• [REQUIREMENTS] Nothing should be left out: output all of the entries exactly.

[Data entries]
----
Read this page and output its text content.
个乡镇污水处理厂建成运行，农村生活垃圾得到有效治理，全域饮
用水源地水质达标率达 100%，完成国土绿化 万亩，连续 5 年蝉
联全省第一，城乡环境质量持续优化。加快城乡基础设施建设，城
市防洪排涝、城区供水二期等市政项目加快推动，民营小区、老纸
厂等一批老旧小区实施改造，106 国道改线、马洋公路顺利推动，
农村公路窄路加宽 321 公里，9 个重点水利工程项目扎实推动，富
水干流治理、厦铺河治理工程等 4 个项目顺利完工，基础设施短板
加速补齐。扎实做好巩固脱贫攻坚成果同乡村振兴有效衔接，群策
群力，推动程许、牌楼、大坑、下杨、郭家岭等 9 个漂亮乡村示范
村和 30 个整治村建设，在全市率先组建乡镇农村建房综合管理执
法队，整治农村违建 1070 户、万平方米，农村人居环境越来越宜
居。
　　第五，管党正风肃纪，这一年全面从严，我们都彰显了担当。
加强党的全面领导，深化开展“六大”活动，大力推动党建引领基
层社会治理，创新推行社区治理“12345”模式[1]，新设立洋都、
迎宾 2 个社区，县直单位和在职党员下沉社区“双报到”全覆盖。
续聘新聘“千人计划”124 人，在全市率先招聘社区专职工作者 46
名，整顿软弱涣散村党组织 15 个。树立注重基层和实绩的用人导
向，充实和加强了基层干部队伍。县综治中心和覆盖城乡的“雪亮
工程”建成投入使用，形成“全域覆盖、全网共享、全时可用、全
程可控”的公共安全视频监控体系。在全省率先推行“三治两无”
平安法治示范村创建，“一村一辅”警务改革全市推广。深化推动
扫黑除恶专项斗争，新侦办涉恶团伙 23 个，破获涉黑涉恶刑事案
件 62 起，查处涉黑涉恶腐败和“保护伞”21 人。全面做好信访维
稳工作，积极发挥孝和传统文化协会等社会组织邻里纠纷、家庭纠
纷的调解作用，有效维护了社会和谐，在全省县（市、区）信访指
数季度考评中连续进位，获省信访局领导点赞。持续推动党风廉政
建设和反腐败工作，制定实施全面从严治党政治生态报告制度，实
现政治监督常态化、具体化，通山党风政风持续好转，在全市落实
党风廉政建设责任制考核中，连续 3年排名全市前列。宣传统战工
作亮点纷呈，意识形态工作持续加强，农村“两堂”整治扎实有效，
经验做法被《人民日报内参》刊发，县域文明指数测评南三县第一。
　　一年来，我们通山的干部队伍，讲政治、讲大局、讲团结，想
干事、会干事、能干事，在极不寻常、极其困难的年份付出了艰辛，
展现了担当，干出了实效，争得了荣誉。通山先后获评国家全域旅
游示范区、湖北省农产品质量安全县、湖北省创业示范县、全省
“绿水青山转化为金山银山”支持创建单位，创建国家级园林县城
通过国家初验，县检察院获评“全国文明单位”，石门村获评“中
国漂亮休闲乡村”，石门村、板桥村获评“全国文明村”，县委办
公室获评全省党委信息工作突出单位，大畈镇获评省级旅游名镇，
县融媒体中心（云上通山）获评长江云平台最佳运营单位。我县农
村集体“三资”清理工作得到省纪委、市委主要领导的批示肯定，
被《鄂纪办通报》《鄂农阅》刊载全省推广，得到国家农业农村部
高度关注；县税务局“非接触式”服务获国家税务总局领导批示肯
----
• [TASK OUTPUT]
Read this page and output its text content.
个乡镇污水处理厂建成运行，农村生活垃圾得到有效治理，全域饮
用水源地水质达标率达 100%，完成国土绿化 万亩，连续 5 年蝉
联全省第一，城乡环境质量持续优化。加快城乡基础设施建设，城
市防洪排涝、城区供水二期等市政项目加快推动，民营小区、老纸
厂等一批老旧小区实施改造，106 国道改线、马洋公路顺利推动，
农村公路窄路加宽 321 公里，9 个重点水利工程项目扎实推动，富
水干流治理、厦铺河治理工程等 4 个项目顺利完工，基础设施短板
加速补齐。扎实做好巩固脱贫攻坚成果同乡村振兴有效衔接，群策
群力，推动程许、牌楼、大坑、下杨、郭家岭等 9 个漂亮乡村示范
村和 30 个整治村建设，在全市率先组建乡镇农村建房综合管理执
法队，整治农村违建 1070 户、万平方米，农村人居环境越来越宜
居。
　　第五，管党正风肃纪，这一年全面从严，我们都彰显了担当。
加强党的全面领导，深化开展“六大”活动，大力推动党建引领基
层社会治理，创新推行社区治理“12345”模式[1]，新设立洋都、
迎宾 2 个社区，县直单位和在职党员下沉社区“双报到”全覆盖。
续聘新聘“千人计划”124 人，在全市率先招聘社区专职工作者 46
名，整顿软弱涣散村党组织 15 个。树立注重基层和实绩的用人导
向，充实和加强了基层干部队伍。县综治中心和覆盖城乡的“雪亮
工程”建成投入使用，形成“全域覆盖、全网共享、全时可用、全
程可控”的公共安全视频监控体系。在全省率先推行“三治两无”
平安法治示范村创建，“一村一辅”警务改革全市推广。深化推动
扫黑除恶专项斗争，新侦办涉恶团伙 23 个，破获涉黑涉恶刑事案
件 62 起，查处涉黑涉恶腐败和“保护伞”21 人。全面做好信访维
稳工作，积极发挥孝和传统文化协会等社会组织邻里纠纷、家庭纠
纷的调解作用，有效维护了社会和谐，在全省县（市、区）信访指
数季度考评中连续进位，获省信访局领导点赞。持续推动党风廉政
建设和反腐败工作，制定实施全面从严治党政治生态报告制度，实
现政治监督常态化、具体化，通山党风政风持续好转，在全市落实
党风廉政建设责任制考核中，连续 3年排名全市前列。宣传统战工
作亮点纷呈，意识形态工作持续加强，农村“两堂”整治扎实有效，
经验做法被《人民日报内参》刊发，县域文明指数测评南三县第一。
　　一年来，我们通山的干部队伍，讲政治、讲大局、讲团结，想
干事、会干事、能干事，在极不寻常、极其困难的年份付出了艰辛，
展现了担当，干出了实效，争得了荣誉。通山先后获评国家全域旅
游示范区、湖北省农产品质量安全县、湖北省创业示范县、全省
“绿水青山转化为金山银山”支持创建单位，创建国家级园林县城
通过国家初验，县检察院获评“全国文明单位”，石门村获评“中
国漂亮休闲乡村”，石门村、板桥村获评“全国文明村”，县委办
公室获评全省党委信息工作突出单位，大畈镇获评省级旅游名镇，
县融媒体中心（云上通山）获评长江云平台最佳运营单位。我县农
村集体“三资”清理工作得到省纪委、市委主要领导的批示肯定，
被《鄂纪办通报》《鄂农阅》刊载全省推广，得到国家农业农村部
高度关注；县税务局“非接触式”服务获国家税务总局领导批示肯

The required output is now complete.